"""

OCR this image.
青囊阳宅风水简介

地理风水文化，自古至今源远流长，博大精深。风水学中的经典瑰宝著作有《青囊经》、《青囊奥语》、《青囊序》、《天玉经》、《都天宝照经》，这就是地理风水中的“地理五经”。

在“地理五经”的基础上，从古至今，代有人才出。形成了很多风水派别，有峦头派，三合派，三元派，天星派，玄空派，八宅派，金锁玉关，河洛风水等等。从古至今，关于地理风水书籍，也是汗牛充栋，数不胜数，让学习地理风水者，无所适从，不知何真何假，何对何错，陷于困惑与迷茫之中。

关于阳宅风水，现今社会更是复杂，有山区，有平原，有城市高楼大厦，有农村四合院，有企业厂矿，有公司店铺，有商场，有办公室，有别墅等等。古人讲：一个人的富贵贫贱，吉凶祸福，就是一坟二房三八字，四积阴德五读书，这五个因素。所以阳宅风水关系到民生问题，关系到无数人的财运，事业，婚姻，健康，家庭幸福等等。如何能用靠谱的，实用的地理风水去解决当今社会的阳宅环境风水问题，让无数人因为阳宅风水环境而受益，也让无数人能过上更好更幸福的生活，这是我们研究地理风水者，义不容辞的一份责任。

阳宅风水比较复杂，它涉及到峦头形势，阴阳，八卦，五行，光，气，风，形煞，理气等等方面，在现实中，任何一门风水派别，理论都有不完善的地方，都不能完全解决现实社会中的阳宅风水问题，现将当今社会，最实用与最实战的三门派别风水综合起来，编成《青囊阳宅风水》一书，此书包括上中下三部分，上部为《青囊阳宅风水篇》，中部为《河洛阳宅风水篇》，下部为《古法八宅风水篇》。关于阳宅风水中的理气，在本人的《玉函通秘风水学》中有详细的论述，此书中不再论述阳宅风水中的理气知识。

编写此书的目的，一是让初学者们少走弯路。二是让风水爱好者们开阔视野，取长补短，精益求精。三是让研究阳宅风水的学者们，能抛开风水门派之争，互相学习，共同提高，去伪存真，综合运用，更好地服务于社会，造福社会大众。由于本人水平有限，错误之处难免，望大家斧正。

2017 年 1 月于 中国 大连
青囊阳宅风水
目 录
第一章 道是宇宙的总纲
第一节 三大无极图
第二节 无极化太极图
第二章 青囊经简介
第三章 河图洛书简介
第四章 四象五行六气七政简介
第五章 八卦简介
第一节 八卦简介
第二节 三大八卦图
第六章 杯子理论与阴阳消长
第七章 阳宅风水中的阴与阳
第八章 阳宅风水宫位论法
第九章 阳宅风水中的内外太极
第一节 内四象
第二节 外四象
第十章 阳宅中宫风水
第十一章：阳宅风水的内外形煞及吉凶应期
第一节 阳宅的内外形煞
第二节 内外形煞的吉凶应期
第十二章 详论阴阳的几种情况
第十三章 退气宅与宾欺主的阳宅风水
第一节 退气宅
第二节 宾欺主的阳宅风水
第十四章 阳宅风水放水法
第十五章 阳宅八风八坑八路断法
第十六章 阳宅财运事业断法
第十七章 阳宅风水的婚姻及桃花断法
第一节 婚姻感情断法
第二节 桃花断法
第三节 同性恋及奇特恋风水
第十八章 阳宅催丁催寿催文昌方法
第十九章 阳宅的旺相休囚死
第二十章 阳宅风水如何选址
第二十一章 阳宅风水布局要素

"""

• **GOAL OF THE EXERCISE**:
Give the number of lines in the records above that contain the word "地理五经". Reply with that number alone.

• **ANSWER BELOW**:
2